> WHAT THIS TASK INVOLVES
Locate the lines where "were" occurs and copy them as they stand.

> ENTRIES SUPPLIED
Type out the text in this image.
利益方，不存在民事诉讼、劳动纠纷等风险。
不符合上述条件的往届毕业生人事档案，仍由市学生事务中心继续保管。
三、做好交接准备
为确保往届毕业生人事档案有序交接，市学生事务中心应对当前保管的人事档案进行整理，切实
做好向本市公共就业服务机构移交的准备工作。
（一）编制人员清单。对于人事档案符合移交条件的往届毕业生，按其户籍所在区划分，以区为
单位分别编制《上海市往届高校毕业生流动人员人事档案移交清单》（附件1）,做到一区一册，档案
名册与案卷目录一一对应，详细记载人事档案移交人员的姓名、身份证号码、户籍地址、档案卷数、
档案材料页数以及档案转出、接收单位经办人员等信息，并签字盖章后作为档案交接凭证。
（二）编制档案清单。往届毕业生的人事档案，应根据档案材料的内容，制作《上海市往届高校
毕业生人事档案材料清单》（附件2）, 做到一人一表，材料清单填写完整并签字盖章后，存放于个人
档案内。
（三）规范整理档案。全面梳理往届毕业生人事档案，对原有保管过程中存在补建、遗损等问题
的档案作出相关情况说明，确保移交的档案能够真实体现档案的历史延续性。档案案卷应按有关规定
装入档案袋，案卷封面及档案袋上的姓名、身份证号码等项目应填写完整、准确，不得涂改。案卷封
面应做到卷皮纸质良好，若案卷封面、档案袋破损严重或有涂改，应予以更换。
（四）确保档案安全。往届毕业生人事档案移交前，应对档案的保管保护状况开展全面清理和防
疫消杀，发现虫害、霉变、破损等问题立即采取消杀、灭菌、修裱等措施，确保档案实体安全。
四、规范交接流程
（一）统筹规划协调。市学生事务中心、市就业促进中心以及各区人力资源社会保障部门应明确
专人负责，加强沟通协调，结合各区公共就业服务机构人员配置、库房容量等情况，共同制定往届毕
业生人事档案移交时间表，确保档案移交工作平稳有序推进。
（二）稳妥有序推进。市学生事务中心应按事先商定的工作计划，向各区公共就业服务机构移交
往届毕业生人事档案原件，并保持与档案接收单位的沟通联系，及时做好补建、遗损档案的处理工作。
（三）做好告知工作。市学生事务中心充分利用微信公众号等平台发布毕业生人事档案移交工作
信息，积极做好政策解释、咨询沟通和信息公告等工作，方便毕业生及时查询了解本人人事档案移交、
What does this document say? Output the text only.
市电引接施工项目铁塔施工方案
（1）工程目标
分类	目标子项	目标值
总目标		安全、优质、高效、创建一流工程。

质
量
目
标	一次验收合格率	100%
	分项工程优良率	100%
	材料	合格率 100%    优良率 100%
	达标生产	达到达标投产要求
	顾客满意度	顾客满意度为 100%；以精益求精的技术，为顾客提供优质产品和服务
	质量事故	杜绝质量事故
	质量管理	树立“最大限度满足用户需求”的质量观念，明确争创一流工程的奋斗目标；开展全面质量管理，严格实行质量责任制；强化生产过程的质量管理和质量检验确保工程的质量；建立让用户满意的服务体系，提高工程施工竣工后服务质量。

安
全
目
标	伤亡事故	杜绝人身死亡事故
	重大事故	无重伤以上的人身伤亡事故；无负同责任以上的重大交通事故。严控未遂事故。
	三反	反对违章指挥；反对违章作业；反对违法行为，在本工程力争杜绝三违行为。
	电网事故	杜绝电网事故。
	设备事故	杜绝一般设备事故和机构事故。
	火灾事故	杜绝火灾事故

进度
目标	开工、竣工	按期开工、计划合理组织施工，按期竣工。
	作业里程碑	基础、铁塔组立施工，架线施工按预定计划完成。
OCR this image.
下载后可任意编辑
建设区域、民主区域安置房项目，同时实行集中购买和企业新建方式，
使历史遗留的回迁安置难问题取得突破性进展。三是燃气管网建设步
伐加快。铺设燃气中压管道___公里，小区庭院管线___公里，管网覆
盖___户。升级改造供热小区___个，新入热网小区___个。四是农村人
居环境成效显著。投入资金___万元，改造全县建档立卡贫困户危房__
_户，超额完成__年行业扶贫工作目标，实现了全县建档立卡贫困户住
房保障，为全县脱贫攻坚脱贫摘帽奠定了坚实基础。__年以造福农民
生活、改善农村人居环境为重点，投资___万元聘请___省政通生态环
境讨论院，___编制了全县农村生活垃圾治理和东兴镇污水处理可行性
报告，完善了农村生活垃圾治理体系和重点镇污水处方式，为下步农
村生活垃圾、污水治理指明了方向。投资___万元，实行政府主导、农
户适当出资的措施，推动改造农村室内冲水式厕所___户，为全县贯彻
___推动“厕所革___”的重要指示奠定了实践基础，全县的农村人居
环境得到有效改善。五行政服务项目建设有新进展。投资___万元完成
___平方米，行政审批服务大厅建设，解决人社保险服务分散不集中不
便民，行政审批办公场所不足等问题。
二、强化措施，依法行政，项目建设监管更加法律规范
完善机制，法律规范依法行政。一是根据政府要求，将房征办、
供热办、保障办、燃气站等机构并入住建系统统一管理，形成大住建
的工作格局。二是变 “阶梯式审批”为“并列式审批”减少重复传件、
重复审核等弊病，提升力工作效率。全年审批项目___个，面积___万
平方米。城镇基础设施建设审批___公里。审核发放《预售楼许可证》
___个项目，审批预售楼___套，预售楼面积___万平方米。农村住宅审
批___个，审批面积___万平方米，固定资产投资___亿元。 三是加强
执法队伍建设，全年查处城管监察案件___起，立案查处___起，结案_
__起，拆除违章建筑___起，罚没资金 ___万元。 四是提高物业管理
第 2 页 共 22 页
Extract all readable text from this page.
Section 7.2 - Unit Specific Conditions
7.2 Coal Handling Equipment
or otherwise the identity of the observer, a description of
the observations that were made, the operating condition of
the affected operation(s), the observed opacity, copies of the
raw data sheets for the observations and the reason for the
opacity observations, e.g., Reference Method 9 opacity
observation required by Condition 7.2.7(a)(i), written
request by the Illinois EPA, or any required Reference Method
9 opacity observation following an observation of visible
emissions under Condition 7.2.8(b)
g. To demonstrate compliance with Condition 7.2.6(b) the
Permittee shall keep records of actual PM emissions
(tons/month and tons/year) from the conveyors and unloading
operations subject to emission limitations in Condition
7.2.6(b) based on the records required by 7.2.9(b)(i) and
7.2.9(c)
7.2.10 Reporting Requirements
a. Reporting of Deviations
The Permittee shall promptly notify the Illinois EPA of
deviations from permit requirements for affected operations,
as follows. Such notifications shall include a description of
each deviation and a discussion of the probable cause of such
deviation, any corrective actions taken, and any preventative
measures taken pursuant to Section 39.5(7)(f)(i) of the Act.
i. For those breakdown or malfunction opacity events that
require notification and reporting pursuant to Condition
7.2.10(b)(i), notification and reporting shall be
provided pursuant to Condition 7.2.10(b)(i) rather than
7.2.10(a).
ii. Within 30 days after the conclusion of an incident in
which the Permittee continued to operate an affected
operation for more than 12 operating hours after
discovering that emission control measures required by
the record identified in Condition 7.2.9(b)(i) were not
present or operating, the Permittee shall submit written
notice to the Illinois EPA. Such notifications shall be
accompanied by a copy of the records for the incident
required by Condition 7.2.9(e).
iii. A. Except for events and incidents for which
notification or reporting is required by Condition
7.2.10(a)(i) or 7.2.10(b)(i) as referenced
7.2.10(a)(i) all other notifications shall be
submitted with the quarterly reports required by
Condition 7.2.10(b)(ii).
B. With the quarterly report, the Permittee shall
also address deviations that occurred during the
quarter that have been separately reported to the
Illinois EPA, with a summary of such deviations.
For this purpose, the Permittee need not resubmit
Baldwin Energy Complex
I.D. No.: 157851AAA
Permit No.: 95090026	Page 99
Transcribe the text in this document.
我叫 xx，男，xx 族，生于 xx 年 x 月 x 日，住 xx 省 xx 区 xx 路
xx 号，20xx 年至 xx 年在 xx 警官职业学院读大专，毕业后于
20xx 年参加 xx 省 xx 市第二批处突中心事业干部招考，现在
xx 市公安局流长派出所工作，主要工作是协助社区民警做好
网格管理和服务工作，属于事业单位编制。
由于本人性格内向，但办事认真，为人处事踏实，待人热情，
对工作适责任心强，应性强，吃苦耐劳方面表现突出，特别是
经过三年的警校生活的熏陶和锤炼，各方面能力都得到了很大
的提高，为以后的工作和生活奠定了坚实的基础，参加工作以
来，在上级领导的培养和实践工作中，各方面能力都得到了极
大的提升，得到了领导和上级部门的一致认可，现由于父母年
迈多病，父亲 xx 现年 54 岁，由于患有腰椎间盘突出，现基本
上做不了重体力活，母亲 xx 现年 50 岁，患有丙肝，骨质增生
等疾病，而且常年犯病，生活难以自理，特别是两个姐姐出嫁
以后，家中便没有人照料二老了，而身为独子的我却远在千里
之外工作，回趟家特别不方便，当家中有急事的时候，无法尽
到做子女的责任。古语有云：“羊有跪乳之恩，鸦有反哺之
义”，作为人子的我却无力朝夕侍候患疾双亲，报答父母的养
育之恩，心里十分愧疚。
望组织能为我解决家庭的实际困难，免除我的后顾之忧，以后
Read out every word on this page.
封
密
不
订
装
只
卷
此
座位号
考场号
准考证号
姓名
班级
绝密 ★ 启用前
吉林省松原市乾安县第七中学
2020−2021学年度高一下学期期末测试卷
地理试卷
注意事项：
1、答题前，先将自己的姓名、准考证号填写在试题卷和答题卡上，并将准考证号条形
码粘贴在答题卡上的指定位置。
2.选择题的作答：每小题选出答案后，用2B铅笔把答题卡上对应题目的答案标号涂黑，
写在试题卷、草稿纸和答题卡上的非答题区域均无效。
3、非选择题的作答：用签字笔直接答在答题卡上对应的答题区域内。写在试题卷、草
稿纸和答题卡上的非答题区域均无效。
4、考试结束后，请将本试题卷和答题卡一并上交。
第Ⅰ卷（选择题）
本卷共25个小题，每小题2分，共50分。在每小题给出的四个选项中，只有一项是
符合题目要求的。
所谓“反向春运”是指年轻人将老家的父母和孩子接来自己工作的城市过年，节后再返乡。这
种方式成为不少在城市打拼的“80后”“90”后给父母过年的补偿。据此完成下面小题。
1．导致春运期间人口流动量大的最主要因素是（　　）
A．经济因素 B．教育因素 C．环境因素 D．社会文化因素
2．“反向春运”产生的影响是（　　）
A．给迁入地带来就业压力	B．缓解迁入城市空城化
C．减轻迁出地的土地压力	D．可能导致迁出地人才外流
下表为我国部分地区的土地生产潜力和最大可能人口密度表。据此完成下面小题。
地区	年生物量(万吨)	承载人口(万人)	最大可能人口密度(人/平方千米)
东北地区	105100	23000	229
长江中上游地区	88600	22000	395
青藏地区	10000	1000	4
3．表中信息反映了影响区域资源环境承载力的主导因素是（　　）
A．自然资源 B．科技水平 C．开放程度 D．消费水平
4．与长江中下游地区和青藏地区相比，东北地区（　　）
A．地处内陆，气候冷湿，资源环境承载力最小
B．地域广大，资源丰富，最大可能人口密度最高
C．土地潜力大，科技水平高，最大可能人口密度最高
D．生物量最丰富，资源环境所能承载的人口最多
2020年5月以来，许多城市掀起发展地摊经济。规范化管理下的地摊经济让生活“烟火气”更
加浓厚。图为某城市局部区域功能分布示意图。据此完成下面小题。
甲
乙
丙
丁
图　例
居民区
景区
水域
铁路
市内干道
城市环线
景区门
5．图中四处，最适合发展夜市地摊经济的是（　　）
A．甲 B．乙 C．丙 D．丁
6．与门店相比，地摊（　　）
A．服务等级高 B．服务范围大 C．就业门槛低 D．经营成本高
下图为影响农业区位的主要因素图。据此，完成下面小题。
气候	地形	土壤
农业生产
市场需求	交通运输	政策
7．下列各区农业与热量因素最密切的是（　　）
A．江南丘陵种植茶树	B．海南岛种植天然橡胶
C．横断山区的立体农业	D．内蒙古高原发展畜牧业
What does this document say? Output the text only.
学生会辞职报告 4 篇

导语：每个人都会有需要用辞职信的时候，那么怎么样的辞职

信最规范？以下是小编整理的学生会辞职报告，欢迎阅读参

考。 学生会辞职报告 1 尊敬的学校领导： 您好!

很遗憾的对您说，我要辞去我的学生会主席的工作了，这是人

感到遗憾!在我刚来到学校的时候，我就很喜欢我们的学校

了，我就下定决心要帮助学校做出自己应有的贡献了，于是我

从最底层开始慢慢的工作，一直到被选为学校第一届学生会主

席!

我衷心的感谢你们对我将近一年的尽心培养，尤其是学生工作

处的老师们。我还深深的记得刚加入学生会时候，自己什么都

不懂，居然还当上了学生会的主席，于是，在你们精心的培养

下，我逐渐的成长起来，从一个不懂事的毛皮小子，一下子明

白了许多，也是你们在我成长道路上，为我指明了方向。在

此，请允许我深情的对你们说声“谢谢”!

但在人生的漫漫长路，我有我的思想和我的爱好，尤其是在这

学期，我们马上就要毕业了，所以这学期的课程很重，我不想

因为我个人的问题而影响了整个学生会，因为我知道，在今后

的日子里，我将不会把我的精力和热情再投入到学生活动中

> RESULT FOR THIS EXERCISE
the observations that were made, the operating condition of
the record identified in Condition 7.2.9(b)(i) were not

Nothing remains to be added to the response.